Goal>
The records below must be copied in full; omit the images.
★ ★ ★ ★
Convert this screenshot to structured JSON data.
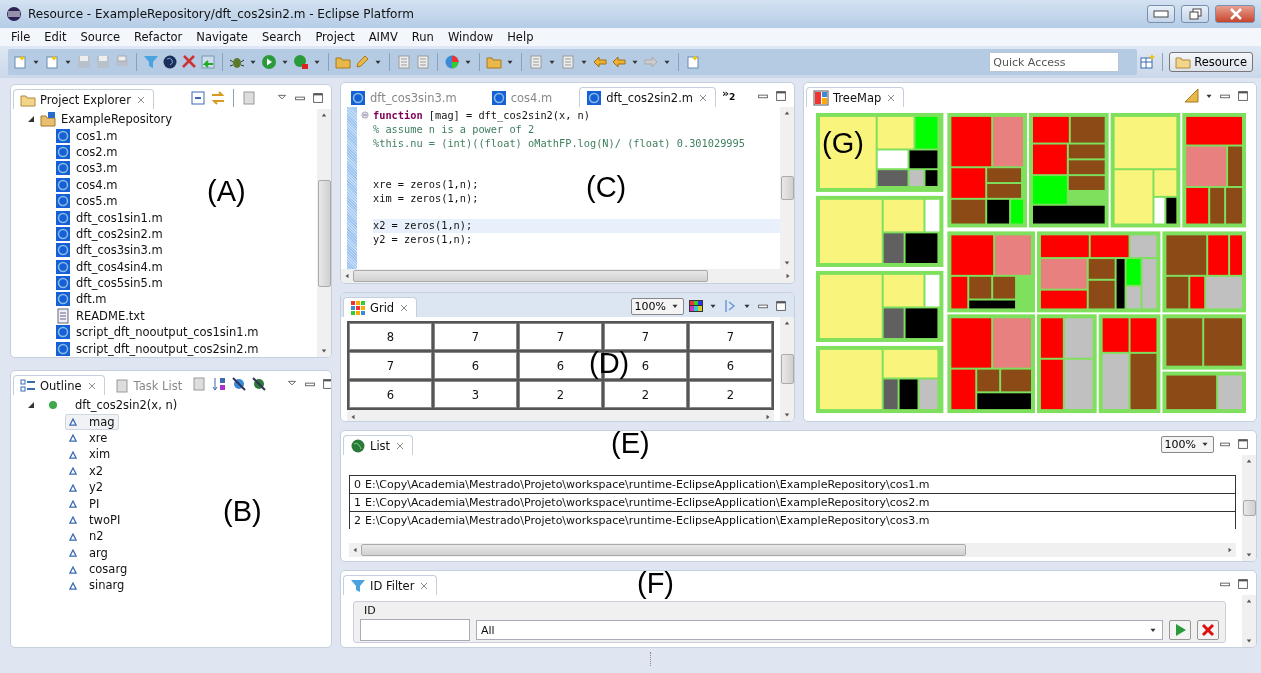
{
  "window": {
    "title": "Resource - ExampleRepository/dft_cos2sin2.m - Eclipse Platform"
  },
  "menu": [
    "File",
    "Edit",
    "Source",
    "Refactor",
    "Navigate",
    "Search",
    "Project",
    "AIMV",
    "Run",
    "Window",
    "Help"
  ],
  "toolbar": {
    "quick_access": {
      "placeholder": "Quick Access"
    },
    "perspective": {
      "label": "Resource",
      "selected": true
    }
  },
  "project_explorer": {
    "title": "Project Explorer",
    "annotation": "(A)",
    "root": {
      "label": "ExampleRepository",
      "expanded": true,
      "children": [
        {
          "label": "cos1.m",
          "kind": "m"
        },
        {
          "label": "cos2.m",
          "kind": "m"
        },
        {
          "label": "cos3.m",
          "kind": "m"
        },
        {
          "label": "cos4.m",
          "kind": "m"
        },
        {
          "label": "cos5.m",
          "kind": "m"
        },
        {
          "label": "dft_cos1sin1.m",
          "kind": "m"
        },
        {
          "label": "dft_cos2sin2.m",
          "kind": "m"
        },
        {
          "label": "dft_cos3sin3.m",
          "kind": "m"
        },
        {
          "label": "dft_cos4sin4.m",
          "kind": "m"
        },
        {
          "label": "dft_cos5sin5.m",
          "kind": "m"
        },
        {
          "label": "dft.m",
          "kind": "m"
        },
        {
          "label": "README.txt",
          "kind": "txt"
        },
        {
          "label": "script_dft_nooutput_cos1sin1.m",
          "kind": "m"
        },
        {
          "label": "script_dft_nooutput_cos2sin2.m",
          "kind": "m"
        }
      ]
    }
  },
  "outline": {
    "annotation": "(B)",
    "tabs": [
      {
        "label": "Outline",
        "selected": true
      },
      {
        "label": "Task List",
        "selected": false
      }
    ],
    "root": {
      "label": "dft_cos2sin2(x, n)",
      "expanded": true,
      "children": [
        {
          "label": "mag",
          "selected": true
        },
        {
          "label": "xre",
          "selected": false
        },
        {
          "label": "xim",
          "selected": false
        },
        {
          "label": "x2",
          "selected": false
        },
        {
          "label": "y2",
          "selected": false
        },
        {
          "label": "PI",
          "selected": false
        },
        {
          "label": "twoPI",
          "selected": false
        },
        {
          "label": "n2",
          "selected": false
        },
        {
          "label": "arg",
          "selected": false
        },
        {
          "label": "cosarg",
          "selected": false
        },
        {
          "label": "sinarg",
          "selected": false
        }
      ]
    }
  },
  "editor": {
    "annotation": "(C)",
    "tabs": [
      {
        "label": "dft_cos3sin3.m",
        "selected": false
      },
      {
        "label": "cos4.m",
        "selected": false
      },
      {
        "label": "dft_cos2sin2.m",
        "selected": true
      }
    ],
    "overflow": "»$_{2}$",
    "lines": [
      {
        "kind": "code",
        "current": false,
        "segments": [
          {
            "text": "function",
            "kind": "keyword"
          },
          {
            "text": " [mag] = dft_cos2sin2(x, n)",
            "kind": "plain"
          }
        ]
      },
      {
        "kind": "code",
        "current": false,
        "segments": [
          {
            "text": "% assume n is a power of 2",
            "kind": "comment"
          }
        ]
      },
      {
        "kind": "code",
        "current": false,
        "segments": [
          {
            "text": "%this.nu = (int)((float) oMathFP.log(N)/ (float) 0.301029995",
            "kind": "comment"
          }
        ]
      },
      {
        "kind": "blank"
      },
      {
        "kind": "blank"
      },
      {
        "kind": "code",
        "current": false,
        "segments": [
          {
            "text": "xre = zeros(1,n);",
            "kind": "plain"
          }
        ]
      },
      {
        "kind": "code",
        "current": false,
        "segments": [
          {
            "text": "xim = zeros(1,n);",
            "kind": "plain"
          }
        ]
      },
      {
        "kind": "blank"
      },
      {
        "kind": "code",
        "current": true,
        "segments": [
          {
            "text": "x2 = zeros(1,n);",
            "kind": "plain"
          }
        ]
      },
      {
        "kind": "code",
        "current": false,
        "segments": [
          {
            "text": "y2 = zeros(1,n);",
            "kind": "plain"
          }
        ]
      }
    ]
  },
  "grid": {
    "title": "Grid",
    "annotation": "(D)",
    "zoom": "100%",
    "rows": [
      [
        "8",
        "7",
        "7",
        "7",
        "7"
      ],
      [
        "7",
        "6",
        "6",
        "6",
        "6"
      ],
      [
        "6",
        "3",
        "2",
        "2",
        "2"
      ]
    ]
  },
  "treemap": {
    "title": "TreeMap",
    "annotation": "(G)"
  },
  "list": {
    "title": "List",
    "annotation": "(E)",
    "zoom": "100%",
    "rows": [
      {
        "index": "0",
        "path": "E:\\Copy\\Academia\\Mestrado\\Projeto\\workspace\\runtime-EclipseApplication\\ExampleRepository\\cos1.m"
      },
      {
        "index": "1",
        "path": "E:\\Copy\\Academia\\Mestrado\\Projeto\\workspace\\runtime-EclipseApplication\\ExampleRepository\\cos2.m"
      },
      {
        "index": "2",
        "path": "E:\\Copy\\Academia\\Mestrado\\Projeto\\workspace\\runtime-EclipseApplication\\ExampleRepository\\cos3.m"
      }
    ]
  },
  "id_filter": {
    "title": "ID Filter",
    "annotation": "(F)",
    "label": "ID",
    "select_value": "All"
  }
}
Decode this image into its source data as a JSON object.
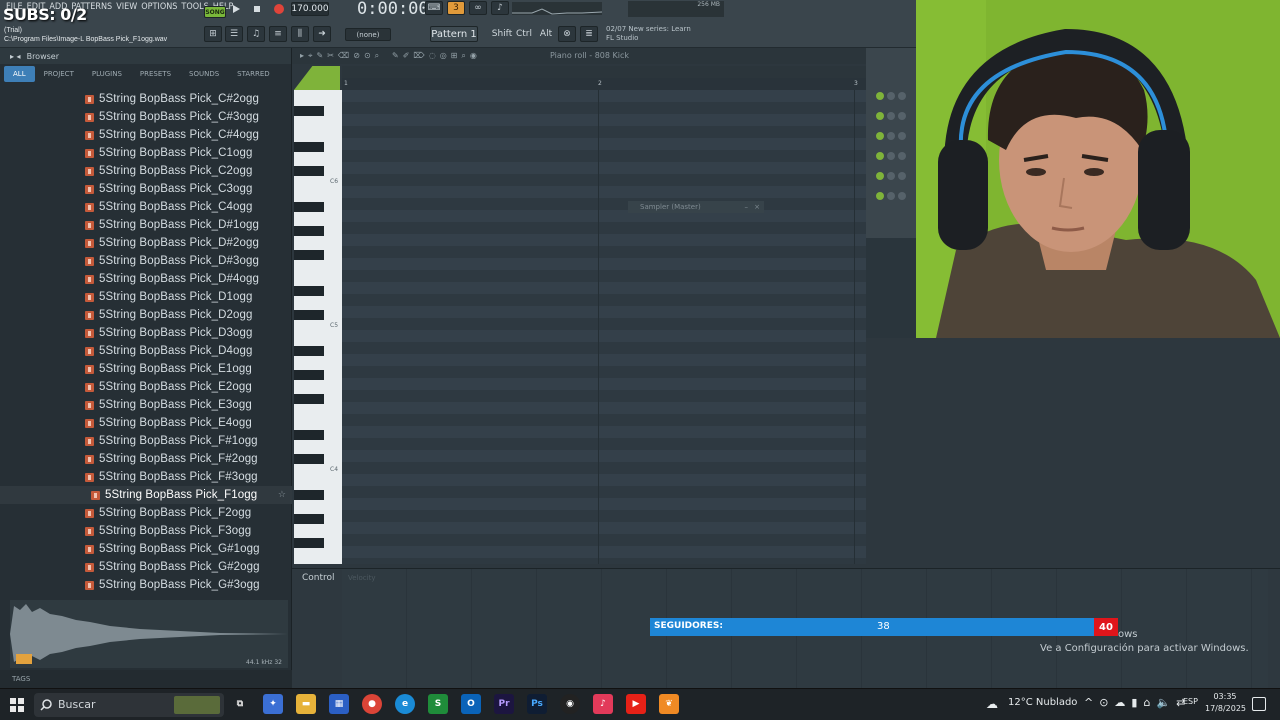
★ ★ ★ ★
Answer to this problem>
Convert this screenshot to structured JSON data.
{
  "window": {
    "title": "Resource - ExampleRepository/dft_cos2sin2.m - Eclipse Platform"
  },
  "menu": [
    "File",
    "Edit",
    "Source",
    "Refactor",
    "Navigate",
    "Search",
    "Project",
    "AIMV",
    "Run",
    "Window",
    "Help"
  ],
  "toolbar": {
    "quick_access": {
      "placeholder": "Quick Access"
    },
    "perspective": {
      "label": "Resource",
      "selected": true
    }
  },
  "project_explorer": {
    "title": "Project Explorer",
    "annotation": "(A)",
    "root": {
      "label": "ExampleRepository",
      "expanded": true,
      "children": [
        {
          "label": "cos1.m",
          "kind": "m"
        },
        {
          "label": "cos2.m",
          "kind": "m"
        },
        {
          "label": "cos3.m",
          "kind": "m"
        },
        {
          "label": "cos4.m",
          "kind": "m"
        },
        {
          "label": "cos5.m",
          "kind": "m"
        },
        {
          "label": "dft_cos1sin1.m",
          "kind": "m"
        },
        {
          "label": "dft_cos2sin2.m",
          "kind": "m"
        },
        {
          "label": "dft_cos3sin3.m",
          "kind": "m"
        },
        {
          "label": "dft_cos4sin4.m",
          "kind": "m"
        },
        {
          "label": "dft_cos5sin5.m",
          "kind": "m"
        },
        {
          "label": "dft.m",
          "kind": "m"
        },
        {
          "label": "README.txt",
          "kind": "txt"
        },
        {
          "label": "script_dft_nooutput_cos1sin1.m",
          "kind": "m"
        },
        {
          "label": "script_dft_nooutput_cos2sin2.m",
          "kind": "m"
        }
      ]
    }
  },
  "outline": {
    "annotation": "(B)",
    "tabs": [
      {
        "label": "Outline",
        "selected": true
      },
      {
        "label": "Task List",
        "selected": false
      }
    ],
    "root": {
      "label": "dft_cos2sin2(x, n)",
      "expanded": true,
      "children": [
        {
          "label": "mag",
          "selected": true
        },
        {
          "label": "xre",
          "selected": false
        },
        {
          "label": "xim",
          "selected": false
        },
        {
          "label": "x2",
          "selected": false
        },
        {
          "label": "y2",
          "selected": false
        },
        {
          "label": "PI",
          "selected": false
        },
        {
          "label": "twoPI",
          "selected": false
        },
        {
          "label": "n2",
          "selected": false
        },
        {
          "label": "arg",
          "selected": false
        },
        {
          "label": "cosarg",
          "selected": false
        },
        {
          "label": "sinarg",
          "selected": false
        }
      ]
    }
  },
  "editor": {
    "annotation": "(C)",
    "tabs": [
      {
        "label": "dft_cos3sin3.m",
        "selected": false
      },
      {
        "label": "cos4.m",
        "selected": false
      },
      {
        "label": "dft_cos2sin2.m",
        "selected": true
      }
    ],
    "overflow": "»$_{2}$",
    "lines": [
      {
        "kind": "code",
        "current": false,
        "segments": [
          {
            "text": "function",
            "kind": "keyword"
          },
          {
            "text": " [mag] = dft_cos2sin2(x, n)",
            "kind": "plain"
          }
        ]
      },
      {
        "kind": "code",
        "current": false,
        "segments": [
          {
            "text": "% assume n is a power of 2",
            "kind": "comment"
          }
        ]
      },
      {
        "kind": "code",
        "current": false,
        "segments": [
          {
            "text": "%this.nu = (int)((float) oMathFP.log(N)/ (float) 0.301029995",
            "kind": "comment"
          }
        ]
      },
      {
        "kind": "blank"
      },
      {
        "kind": "blank"
      },
      {
        "kind": "code",
        "current": false,
        "segments": [
          {
            "text": "xre = zeros(1,n);",
            "kind": "plain"
          }
        ]
      },
      {
        "kind": "code",
        "current": false,
        "segments": [
          {
            "text": "xim = zeros(1,n);",
            "kind": "plain"
          }
        ]
      },
      {
        "kind": "blank"
      },
      {
        "kind": "code",
        "current": true,
        "segments": [
          {
            "text": "x2 = zeros(1,n);",
            "kind": "plain"
          }
        ]
      },
      {
        "kind": "code",
        "current": false,
        "segments": [
          {
            "text": "y2 = zeros(1,n);",
            "kind": "plain"
          }
        ]
      }
    ]
  },
  "grid": {
    "title": "Grid",
    "annotation": "(D)",
    "zoom": "100%",
    "rows": [
      [
        "8",
        "7",
        "7",
        "7",
        "7"
      ],
      [
        "7",
        "6",
        "6",
        "6",
        "6"
      ],
      [
        "6",
        "3",
        "2",
        "2",
        "2"
      ]
    ]
  },
  "treemap": {
    "title": "TreeMap",
    "annotation": "(G)"
  },
  "list": {
    "title": "List",
    "annotation": "(E)",
    "zoom": "100%",
    "rows": [
      {
        "index": "0",
        "path": "E:\\Copy\\Academia\\Mestrado\\Projeto\\workspace\\runtime-EclipseApplication\\ExampleRepository\\cos1.m"
      },
      {
        "index": "1",
        "path": "E:\\Copy\\Academia\\Mestrado\\Projeto\\workspace\\runtime-EclipseApplication\\ExampleRepository\\cos2.m"
      },
      {
        "index": "2",
        "path": "E:\\Copy\\Academia\\Mestrado\\Projeto\\workspace\\runtime-EclipseApplication\\ExampleRepository\\cos3.m"
      }
    ]
  },
  "id_filter": {
    "title": "ID Filter",
    "annotation": "(F)",
    "label": "ID",
    "select_value": "All"
  }
}
Decode this image into its source data as a JSON object.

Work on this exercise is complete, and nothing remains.